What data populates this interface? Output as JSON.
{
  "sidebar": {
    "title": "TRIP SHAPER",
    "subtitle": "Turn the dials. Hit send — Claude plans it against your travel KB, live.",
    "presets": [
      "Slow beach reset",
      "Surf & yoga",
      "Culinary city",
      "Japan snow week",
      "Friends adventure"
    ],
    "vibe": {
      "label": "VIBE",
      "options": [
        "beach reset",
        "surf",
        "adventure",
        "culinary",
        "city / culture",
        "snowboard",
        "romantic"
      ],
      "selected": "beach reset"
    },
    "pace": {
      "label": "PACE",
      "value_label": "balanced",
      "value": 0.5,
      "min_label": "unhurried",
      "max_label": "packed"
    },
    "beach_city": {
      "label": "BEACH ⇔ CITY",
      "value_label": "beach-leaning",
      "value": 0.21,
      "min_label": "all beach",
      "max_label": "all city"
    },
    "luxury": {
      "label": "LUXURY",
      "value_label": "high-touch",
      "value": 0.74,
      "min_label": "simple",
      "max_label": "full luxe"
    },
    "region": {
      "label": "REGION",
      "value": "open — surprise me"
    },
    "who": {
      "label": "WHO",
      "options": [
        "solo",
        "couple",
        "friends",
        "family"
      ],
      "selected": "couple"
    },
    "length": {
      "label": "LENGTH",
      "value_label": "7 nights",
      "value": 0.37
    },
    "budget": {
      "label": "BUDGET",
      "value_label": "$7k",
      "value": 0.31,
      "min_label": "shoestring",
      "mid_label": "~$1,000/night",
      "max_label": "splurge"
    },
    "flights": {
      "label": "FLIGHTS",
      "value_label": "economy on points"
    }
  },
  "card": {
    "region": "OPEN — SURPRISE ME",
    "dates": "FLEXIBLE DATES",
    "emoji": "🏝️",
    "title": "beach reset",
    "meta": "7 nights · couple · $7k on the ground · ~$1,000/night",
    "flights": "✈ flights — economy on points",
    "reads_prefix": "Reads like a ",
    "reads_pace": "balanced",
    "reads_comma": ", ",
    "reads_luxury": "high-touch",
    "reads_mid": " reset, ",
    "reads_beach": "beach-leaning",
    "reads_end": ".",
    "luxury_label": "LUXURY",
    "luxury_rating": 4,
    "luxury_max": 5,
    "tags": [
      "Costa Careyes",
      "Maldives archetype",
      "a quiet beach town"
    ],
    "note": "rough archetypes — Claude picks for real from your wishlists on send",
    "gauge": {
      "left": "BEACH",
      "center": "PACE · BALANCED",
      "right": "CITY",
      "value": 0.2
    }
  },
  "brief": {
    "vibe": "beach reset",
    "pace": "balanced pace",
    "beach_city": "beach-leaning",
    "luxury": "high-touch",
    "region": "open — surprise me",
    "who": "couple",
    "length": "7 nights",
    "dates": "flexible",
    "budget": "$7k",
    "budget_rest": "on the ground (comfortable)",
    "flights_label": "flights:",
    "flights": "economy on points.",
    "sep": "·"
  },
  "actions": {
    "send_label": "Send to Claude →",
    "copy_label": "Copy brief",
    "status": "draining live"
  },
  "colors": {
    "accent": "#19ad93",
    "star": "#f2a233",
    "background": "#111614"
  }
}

——

_Task instructions_. Look through the entries above and count each line holding "dates"; report the count alone.

_Solved exercise_. 2